*WHAT IS ASKED:* Return all the data, word for word.
** start THE DATA **
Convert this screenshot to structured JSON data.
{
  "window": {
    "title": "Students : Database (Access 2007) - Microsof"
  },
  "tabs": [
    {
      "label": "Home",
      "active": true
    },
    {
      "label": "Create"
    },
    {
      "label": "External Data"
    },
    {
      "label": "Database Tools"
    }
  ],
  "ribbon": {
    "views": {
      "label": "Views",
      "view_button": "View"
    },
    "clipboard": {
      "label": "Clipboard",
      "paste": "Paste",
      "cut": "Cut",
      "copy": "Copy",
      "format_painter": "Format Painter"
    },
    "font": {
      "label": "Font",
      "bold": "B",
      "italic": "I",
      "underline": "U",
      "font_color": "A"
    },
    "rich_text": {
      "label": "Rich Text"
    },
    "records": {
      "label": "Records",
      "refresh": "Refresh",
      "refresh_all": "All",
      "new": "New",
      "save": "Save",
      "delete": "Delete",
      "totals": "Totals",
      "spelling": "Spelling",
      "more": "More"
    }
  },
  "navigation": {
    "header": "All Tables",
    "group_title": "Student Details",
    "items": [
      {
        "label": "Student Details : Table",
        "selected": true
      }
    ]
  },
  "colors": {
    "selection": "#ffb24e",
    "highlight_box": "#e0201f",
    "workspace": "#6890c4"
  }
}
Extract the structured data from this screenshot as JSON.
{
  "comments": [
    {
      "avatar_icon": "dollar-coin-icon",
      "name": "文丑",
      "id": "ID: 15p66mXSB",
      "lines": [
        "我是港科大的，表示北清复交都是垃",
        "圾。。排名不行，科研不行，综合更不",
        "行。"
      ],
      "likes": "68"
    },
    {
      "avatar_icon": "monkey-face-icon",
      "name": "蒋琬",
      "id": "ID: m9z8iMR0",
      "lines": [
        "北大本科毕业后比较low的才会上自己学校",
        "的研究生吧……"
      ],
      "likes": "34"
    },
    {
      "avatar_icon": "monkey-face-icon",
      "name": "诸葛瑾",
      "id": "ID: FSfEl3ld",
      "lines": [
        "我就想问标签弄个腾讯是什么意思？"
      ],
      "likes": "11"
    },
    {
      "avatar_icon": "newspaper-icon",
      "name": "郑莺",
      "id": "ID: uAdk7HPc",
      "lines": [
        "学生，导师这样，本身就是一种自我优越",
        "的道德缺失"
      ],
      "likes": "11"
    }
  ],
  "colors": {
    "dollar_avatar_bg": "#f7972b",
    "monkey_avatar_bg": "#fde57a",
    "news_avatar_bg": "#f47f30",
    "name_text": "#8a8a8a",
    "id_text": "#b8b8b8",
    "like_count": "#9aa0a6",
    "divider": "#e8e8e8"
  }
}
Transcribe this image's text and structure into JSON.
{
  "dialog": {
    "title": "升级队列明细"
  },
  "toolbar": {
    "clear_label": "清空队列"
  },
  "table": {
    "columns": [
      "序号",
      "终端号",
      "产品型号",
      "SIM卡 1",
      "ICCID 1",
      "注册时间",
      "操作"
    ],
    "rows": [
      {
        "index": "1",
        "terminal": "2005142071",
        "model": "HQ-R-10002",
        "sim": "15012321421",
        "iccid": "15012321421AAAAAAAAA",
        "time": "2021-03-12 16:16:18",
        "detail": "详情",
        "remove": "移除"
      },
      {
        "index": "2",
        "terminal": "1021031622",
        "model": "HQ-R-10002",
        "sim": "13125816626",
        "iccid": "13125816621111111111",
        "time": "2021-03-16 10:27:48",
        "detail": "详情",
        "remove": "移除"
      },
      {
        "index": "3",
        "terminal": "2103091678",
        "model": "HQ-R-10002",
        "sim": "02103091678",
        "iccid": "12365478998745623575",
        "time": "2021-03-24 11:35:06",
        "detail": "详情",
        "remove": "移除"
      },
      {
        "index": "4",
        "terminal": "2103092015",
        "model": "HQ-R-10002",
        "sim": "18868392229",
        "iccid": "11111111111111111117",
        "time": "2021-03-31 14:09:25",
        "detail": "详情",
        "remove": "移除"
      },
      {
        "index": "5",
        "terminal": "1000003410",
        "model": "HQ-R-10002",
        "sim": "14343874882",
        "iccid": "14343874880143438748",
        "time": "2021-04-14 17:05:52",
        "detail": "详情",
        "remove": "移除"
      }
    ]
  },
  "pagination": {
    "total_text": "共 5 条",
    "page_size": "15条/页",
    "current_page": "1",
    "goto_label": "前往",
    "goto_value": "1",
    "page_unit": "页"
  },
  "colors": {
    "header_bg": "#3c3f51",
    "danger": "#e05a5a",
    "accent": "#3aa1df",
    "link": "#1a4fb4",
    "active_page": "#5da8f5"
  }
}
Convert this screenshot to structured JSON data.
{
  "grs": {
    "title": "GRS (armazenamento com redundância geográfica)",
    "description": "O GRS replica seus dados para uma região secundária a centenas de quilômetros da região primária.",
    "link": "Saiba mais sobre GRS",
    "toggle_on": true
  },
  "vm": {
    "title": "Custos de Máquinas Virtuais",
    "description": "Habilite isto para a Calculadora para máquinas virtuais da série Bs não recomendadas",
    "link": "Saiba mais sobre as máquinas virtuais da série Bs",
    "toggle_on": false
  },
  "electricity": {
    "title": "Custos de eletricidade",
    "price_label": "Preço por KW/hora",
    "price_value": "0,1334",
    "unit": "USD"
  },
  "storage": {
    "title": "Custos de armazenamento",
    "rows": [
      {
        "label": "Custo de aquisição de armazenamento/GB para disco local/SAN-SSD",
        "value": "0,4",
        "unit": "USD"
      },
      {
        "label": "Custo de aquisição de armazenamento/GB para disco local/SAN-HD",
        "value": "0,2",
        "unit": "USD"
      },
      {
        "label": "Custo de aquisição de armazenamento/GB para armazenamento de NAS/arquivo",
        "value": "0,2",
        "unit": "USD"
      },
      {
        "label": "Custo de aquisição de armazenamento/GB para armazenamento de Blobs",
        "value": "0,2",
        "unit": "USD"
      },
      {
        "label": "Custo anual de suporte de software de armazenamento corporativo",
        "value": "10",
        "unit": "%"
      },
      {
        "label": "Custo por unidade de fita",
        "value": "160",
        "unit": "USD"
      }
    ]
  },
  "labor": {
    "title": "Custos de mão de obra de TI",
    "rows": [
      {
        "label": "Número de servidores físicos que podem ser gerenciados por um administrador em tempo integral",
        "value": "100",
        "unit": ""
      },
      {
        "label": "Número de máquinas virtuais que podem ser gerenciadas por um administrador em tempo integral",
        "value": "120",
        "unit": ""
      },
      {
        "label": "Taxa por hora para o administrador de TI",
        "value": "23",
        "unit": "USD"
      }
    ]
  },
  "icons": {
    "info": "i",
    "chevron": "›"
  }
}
** end THE DATA **
*TASK RESULT:*
Convert this screenshot to structured JSON data.
{
  "window": {
    "title": "Students : Database (Access 2007) - Microsof"
  },
  "tabs": [
    {
      "label": "Home",
      "active": true
    },
    {
      "label": "Create"
    },
    {
      "label": "External Data"
    },
    {
      "label": "Database Tools"
    }
  ],
  "ribbon": {
    "views": {
      "label": "Views",
      "view_button": "View"
    },
    "clipboard": {
      "label": "Clipboard",
      "paste": "Paste",
      "cut": "Cut",
      "copy": "Copy",
      "format_painter": "Format Painter"
    },
    "font": {
      "label": "Font",
      "bold": "B",
      "italic": "I",
      "underline": "U",
      "font_color": "A"
    },
    "rich_text": {
      "label": "Rich Text"
    },
    "records": {
      "label": "Records",
      "refresh": "Refresh",
      "refresh_all": "All",
      "new": "New",
      "save": "Save",
      "delete": "Delete",
      "totals": "Totals",
      "spelling": "Spelling",
      "more": "More"
    }
  },
  "navigation": {
    "header": "All Tables",
    "group_title": "Student Details",
    "items": [
      {
        "label": "Student Details : Table",
        "selected": true
      }
    ]
  },
  "colors": {
    "selection": "#ffb24e",
    "highlight_box": "#e0201f",
    "workspace": "#6890c4"
  }
}
Extract the structured data from this screenshot as JSON.
{
  "comments": [
    {
      "avatar_icon": "dollar-coin-icon",
      "name": "文丑",
      "id": "ID: 15p66mXSB",
      "lines": [
        "我是港科大的，表示北清复交都是垃",
        "圾。。排名不行，科研不行，综合更不",
        "行。"
      ],
      "likes": "68"
    },
    {
      "avatar_icon": "monkey-face-icon",
      "name": "蒋琬",
      "id": "ID: m9z8iMR0",
      "lines": [
        "北大本科毕业后比较low的才会上自己学校",
        "的研究生吧……"
      ],
      "likes": "34"
    },
    {
      "avatar_icon": "monkey-face-icon",
      "name": "诸葛瑾",
      "id": "ID: FSfEl3ld",
      "lines": [
        "我就想问标签弄个腾讯是什么意思？"
      ],
      "likes": "11"
    },
    {
      "avatar_icon": "newspaper-icon",
      "name": "郑莺",
      "id": "ID: uAdk7HPc",
      "lines": [
        "学生，导师这样，本身就是一种自我优越",
        "的道德缺失"
      ],
      "likes": "11"
    }
  ],
  "colors": {
    "dollar_avatar_bg": "#f7972b",
    "monkey_avatar_bg": "#fde57a",
    "news_avatar_bg": "#f47f30",
    "name_text": "#8a8a8a",
    "id_text": "#b8b8b8",
    "like_count": "#9aa0a6",
    "divider": "#e8e8e8"
  }
}
Transcribe this image's text and structure into JSON.
{
  "dialog": {
    "title": "升级队列明细"
  },
  "toolbar": {
    "clear_label": "清空队列"
  },
  "table": {
    "columns": [
      "序号",
      "终端号",
      "产品型号",
      "SIM卡 1",
      "ICCID 1",
      "注册时间",
      "操作"
    ],
    "rows": [
      {
        "index": "1",
        "terminal": "2005142071",
        "model": "HQ-R-10002",
        "sim": "15012321421",
        "iccid": "15012321421AAAAAAAAA",
        "time": "2021-03-12 16:16:18",
        "detail": "详情",
        "remove": "移除"
      },
      {
        "index": "2",
        "terminal": "1021031622",
        "model": "HQ-R-10002",
        "sim": "13125816626",
        "iccid": "13125816621111111111",
        "time": "2021-03-16 10:27:48",
        "detail": "详情",
        "remove": "移除"
      },
      {
        "index": "3",
        "terminal": "2103091678",
        "model": "HQ-R-10002",
        "sim": "02103091678",
        "iccid": "12365478998745623575",
        "time": "2021-03-24 11:35:06",
        "detail": "详情",
        "remove": "移除"
      },
      {
        "index": "4",
        "terminal": "2103092015",
        "model": "HQ-R-10002",
        "sim": "18868392229",
        "iccid": "11111111111111111117",
        "time": "2021-03-31 14:09:25",
        "detail": "详情",
        "remove": "移除"
      },
      {
        "index": "5",
        "terminal": "1000003410",
        "model": "HQ-R-10002",
        "sim": "14343874882",
        "iccid": "14343874880143438748",
        "time": "2021-04-14 17:05:52",
        "detail": "详情",
        "remove": "移除"
      }
    ]
  },
  "pagination": {
    "total_text": "共 5 条",
    "page_size": "15条/页",
    "current_page": "1",
    "goto_label": "前往",
    "goto_value": "1",
    "page_unit": "页"
  },
  "colors": {
    "header_bg": "#3c3f51",
    "danger": "#e05a5a",
    "accent": "#3aa1df",
    "link": "#1a4fb4",
    "active_page": "#5da8f5"
  }
}
Convert this screenshot to structured JSON data.
{
  "grs": {
    "title": "GRS (armazenamento com redundância geográfica)",
    "description": "O GRS replica seus dados para uma região secundária a centenas de quilômetros da região primária.",
    "link": "Saiba mais sobre GRS",
    "toggle_on": true
  },
  "vm": {
    "title": "Custos de Máquinas Virtuais",
    "description": "Habilite isto para a Calculadora para máquinas virtuais da série Bs não recomendadas",
    "link": "Saiba mais sobre as máquinas virtuais da série Bs",
    "toggle_on": false
  },
  "electricity": {
    "title": "Custos de eletricidade",
    "price_label": "Preço por KW/hora",
    "price_value": "0,1334",
    "unit": "USD"
  },
  "storage": {
    "title": "Custos de armazenamento",
    "rows": [
      {
        "label": "Custo de aquisição de armazenamento/GB para disco local/SAN-SSD",
        "value": "0,4",
        "unit": "USD"
      },
      {
        "label": "Custo de aquisição de armazenamento/GB para disco local/SAN-HD",
        "value": "0,2",
        "unit": "USD"
      },
      {
        "label": "Custo de aquisição de armazenamento/GB para armazenamento de NAS/arquivo",
        "value": "0,2",
        "unit": "USD"
      },
      {
        "label": "Custo de aquisição de armazenamento/GB para armazenamento de Blobs",
        "value": "0,2",
        "unit": "USD"
      },
      {
        "label": "Custo anual de suporte de software de armazenamento corporativo",
        "value": "10",
        "unit": "%"
      },
      {
        "label": "Custo por unidade de fita",
        "value": "160",
        "unit": "USD"
      }
    ]
  },
  "labor": {
    "title": "Custos de mão de obra de TI",
    "rows": [
      {
        "label": "Número de servidores físicos que podem ser gerenciados por um administrador em tempo integral",
        "value": "100",
        "unit": ""
      },
      {
        "label": "Número de máquinas virtuais que podem ser gerenciadas por um administrador em tempo integral",
        "value": "120",
        "unit": ""
      },
      {
        "label": "Taxa por hora para o administrador de TI",
        "value": "23",
        "unit": "USD"
      }
    ]
  },
  "icons": {
    "info": "i",
    "chevron": "›"
  }
}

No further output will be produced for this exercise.